| REQUEST |
Return each line containing the string "Mataró".

| THE RECORDS |
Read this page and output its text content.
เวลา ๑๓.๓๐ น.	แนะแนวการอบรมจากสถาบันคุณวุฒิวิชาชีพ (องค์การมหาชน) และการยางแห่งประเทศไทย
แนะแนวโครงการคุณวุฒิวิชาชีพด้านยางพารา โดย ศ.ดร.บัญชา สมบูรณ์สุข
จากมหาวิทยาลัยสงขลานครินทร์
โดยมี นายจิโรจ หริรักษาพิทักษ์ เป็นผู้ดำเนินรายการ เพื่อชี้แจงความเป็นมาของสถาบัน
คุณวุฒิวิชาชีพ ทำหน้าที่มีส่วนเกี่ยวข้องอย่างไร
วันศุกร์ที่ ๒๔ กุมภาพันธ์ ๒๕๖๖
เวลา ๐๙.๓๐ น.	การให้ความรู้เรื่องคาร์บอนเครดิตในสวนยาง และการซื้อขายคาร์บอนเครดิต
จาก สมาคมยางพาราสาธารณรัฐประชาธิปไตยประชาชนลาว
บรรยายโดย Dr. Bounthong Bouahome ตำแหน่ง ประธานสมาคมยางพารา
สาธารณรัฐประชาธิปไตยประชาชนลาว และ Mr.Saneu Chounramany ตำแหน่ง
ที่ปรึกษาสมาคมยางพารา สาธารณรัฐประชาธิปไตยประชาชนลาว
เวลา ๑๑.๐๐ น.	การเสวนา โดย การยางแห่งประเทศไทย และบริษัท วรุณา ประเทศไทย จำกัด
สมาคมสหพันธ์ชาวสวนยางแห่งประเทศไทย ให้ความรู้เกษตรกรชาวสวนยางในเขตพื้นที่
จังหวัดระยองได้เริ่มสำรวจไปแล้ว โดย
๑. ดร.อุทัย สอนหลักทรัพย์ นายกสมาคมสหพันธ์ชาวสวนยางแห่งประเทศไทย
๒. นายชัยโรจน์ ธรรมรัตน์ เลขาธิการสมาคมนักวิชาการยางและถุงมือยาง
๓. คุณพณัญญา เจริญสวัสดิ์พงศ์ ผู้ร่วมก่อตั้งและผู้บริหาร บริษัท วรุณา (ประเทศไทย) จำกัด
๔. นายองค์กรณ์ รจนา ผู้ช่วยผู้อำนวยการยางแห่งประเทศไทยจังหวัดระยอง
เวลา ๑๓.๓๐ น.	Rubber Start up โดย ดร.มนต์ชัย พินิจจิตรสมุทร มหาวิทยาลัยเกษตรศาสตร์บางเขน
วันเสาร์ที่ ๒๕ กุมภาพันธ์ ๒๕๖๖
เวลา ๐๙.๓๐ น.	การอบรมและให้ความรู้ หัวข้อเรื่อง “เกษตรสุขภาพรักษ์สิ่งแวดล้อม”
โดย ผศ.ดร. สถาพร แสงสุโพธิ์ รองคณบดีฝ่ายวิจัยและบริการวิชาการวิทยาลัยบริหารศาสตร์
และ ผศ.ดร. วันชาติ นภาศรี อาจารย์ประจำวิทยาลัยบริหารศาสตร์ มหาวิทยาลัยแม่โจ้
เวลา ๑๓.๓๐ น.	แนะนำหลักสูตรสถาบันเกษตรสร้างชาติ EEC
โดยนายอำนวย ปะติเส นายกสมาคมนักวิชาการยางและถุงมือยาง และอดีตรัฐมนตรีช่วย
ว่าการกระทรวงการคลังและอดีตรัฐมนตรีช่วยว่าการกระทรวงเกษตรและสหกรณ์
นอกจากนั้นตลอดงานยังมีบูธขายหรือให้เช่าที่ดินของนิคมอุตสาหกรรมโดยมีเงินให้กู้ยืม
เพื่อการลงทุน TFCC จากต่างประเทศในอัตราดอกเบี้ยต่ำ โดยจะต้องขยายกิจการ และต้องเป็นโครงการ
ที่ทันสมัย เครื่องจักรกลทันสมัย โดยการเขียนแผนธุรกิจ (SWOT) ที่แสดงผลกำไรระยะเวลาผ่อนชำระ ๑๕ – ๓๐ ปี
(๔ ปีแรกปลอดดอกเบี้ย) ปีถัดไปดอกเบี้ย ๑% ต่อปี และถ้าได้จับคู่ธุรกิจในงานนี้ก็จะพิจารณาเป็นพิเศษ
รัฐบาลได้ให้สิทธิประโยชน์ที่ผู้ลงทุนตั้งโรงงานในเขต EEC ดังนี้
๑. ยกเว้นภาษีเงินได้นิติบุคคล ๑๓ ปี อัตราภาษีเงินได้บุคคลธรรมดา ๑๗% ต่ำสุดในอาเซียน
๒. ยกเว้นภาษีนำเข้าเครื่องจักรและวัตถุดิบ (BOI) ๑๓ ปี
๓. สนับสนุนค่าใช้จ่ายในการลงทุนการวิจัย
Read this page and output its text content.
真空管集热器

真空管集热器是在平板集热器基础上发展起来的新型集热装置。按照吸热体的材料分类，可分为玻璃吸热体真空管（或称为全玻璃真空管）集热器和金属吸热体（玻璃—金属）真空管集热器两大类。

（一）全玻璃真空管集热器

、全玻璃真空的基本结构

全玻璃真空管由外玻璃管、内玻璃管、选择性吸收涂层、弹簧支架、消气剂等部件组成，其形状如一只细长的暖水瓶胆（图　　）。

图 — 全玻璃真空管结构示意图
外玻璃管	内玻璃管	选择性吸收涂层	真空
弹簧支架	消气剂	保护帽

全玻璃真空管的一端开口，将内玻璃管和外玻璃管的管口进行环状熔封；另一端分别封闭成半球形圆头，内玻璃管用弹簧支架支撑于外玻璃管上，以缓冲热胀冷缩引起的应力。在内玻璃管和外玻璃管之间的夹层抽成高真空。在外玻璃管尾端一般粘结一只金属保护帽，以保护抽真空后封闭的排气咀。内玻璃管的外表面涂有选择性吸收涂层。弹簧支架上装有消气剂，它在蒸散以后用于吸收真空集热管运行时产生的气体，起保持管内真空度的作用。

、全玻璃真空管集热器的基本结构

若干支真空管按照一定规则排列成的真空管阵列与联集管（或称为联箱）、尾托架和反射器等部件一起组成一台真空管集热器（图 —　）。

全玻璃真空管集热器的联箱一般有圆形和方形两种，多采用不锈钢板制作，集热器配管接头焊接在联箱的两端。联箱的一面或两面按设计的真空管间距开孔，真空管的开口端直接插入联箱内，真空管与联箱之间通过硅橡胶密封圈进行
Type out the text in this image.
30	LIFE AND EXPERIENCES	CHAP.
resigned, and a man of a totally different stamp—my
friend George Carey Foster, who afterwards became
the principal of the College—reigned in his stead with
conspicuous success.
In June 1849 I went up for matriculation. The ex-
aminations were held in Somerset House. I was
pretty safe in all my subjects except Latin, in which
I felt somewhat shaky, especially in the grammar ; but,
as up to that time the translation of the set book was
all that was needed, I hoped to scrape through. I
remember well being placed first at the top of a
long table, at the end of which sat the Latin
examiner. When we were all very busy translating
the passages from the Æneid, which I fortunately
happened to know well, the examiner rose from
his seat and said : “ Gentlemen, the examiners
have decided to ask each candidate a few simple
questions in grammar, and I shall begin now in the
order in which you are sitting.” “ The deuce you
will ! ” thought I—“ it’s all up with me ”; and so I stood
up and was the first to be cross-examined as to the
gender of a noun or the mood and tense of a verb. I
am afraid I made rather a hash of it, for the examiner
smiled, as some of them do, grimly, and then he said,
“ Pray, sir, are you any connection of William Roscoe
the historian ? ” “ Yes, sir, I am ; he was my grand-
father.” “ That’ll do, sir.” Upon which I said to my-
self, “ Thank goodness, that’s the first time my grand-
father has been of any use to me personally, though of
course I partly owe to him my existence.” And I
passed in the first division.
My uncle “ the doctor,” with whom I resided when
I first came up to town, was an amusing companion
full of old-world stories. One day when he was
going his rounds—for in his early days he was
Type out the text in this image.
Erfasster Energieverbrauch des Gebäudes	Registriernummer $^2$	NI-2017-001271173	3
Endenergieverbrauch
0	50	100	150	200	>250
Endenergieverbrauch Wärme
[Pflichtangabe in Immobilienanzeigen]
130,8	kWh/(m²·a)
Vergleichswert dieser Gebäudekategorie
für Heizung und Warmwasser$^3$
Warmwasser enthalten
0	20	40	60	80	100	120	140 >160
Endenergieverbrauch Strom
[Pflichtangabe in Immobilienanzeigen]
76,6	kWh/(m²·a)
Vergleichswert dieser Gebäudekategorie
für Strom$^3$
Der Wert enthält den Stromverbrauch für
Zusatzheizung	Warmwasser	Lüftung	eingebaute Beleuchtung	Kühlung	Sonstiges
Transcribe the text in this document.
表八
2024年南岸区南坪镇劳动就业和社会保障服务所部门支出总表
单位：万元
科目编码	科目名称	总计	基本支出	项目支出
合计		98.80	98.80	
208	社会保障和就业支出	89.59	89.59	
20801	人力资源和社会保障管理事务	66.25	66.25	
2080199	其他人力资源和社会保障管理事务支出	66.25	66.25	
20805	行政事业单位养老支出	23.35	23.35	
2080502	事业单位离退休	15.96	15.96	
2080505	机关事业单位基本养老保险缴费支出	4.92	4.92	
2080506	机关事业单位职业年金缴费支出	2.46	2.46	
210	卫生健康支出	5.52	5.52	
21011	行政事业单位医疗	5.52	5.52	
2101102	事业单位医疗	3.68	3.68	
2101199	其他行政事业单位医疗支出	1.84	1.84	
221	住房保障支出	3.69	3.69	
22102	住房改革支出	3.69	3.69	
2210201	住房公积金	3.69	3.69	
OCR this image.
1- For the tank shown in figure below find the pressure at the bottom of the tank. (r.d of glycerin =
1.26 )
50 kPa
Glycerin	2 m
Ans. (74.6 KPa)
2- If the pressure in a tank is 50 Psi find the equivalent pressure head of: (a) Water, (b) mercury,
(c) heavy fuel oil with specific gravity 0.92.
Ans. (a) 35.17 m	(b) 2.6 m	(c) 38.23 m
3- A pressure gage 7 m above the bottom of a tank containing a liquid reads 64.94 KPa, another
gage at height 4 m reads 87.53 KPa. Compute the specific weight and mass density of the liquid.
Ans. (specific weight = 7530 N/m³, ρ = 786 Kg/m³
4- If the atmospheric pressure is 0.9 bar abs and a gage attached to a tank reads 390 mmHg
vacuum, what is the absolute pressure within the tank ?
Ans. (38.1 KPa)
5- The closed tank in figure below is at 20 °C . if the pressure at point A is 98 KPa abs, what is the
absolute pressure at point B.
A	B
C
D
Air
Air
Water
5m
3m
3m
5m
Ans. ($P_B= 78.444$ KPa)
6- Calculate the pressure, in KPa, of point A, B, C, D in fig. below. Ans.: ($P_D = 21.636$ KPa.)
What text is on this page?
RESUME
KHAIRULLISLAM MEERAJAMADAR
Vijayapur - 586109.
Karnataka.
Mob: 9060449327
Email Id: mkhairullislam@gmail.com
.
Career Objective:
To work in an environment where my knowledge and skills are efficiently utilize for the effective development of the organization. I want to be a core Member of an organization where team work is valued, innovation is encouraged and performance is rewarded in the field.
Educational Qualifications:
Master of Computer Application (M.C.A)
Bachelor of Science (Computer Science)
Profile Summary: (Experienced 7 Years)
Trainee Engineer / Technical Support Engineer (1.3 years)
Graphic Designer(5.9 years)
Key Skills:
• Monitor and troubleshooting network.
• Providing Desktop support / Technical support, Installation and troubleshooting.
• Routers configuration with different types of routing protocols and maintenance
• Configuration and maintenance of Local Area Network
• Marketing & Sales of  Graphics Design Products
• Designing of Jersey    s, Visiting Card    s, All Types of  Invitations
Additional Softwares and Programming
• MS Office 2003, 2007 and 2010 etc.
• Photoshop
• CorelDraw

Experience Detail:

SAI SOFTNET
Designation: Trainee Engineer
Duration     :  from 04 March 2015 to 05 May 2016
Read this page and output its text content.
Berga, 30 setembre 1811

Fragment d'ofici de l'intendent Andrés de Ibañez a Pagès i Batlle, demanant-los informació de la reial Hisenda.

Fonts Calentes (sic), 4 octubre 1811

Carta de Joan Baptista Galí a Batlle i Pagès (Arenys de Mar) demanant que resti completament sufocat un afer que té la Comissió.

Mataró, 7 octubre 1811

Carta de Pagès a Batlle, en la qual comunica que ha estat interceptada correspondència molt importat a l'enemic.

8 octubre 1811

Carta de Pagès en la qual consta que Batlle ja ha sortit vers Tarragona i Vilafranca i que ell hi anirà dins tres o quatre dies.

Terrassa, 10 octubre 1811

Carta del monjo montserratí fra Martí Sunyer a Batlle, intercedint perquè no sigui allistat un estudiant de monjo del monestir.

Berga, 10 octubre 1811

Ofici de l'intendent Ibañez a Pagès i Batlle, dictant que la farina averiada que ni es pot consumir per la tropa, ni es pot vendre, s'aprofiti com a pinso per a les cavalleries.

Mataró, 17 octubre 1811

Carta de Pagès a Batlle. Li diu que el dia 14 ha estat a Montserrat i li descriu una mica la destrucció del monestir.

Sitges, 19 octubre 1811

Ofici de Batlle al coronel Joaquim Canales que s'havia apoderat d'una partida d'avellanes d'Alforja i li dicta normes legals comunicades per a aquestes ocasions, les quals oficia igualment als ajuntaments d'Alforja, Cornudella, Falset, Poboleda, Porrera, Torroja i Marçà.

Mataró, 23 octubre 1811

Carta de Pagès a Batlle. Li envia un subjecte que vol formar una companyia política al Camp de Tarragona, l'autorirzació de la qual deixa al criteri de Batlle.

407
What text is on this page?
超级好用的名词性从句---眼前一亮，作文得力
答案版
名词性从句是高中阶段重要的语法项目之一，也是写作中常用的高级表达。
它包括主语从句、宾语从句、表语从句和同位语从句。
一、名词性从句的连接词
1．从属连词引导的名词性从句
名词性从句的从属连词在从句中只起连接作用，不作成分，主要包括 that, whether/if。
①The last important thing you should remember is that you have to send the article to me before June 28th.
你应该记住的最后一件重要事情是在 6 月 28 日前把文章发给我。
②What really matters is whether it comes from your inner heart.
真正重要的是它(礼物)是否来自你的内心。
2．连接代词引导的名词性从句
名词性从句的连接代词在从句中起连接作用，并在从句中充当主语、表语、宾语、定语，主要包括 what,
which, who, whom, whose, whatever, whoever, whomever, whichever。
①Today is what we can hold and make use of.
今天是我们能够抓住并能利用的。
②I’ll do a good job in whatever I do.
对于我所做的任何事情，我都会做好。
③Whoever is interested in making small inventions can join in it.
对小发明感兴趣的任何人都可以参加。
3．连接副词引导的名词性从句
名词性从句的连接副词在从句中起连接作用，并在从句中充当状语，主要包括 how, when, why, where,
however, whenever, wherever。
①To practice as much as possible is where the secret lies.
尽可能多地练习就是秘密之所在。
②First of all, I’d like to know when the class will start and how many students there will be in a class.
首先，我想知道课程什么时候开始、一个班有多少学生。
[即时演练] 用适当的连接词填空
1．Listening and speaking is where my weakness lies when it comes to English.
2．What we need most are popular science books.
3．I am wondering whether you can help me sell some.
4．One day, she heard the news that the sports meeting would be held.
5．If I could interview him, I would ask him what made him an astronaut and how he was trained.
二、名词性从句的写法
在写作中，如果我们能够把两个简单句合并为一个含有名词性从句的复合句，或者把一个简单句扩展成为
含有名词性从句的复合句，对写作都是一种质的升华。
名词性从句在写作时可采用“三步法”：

| THE REPLY |
Mataró, 7 octubre 1811
Mataró, 17 octubre 1811
Mataró, 23 octubre 1811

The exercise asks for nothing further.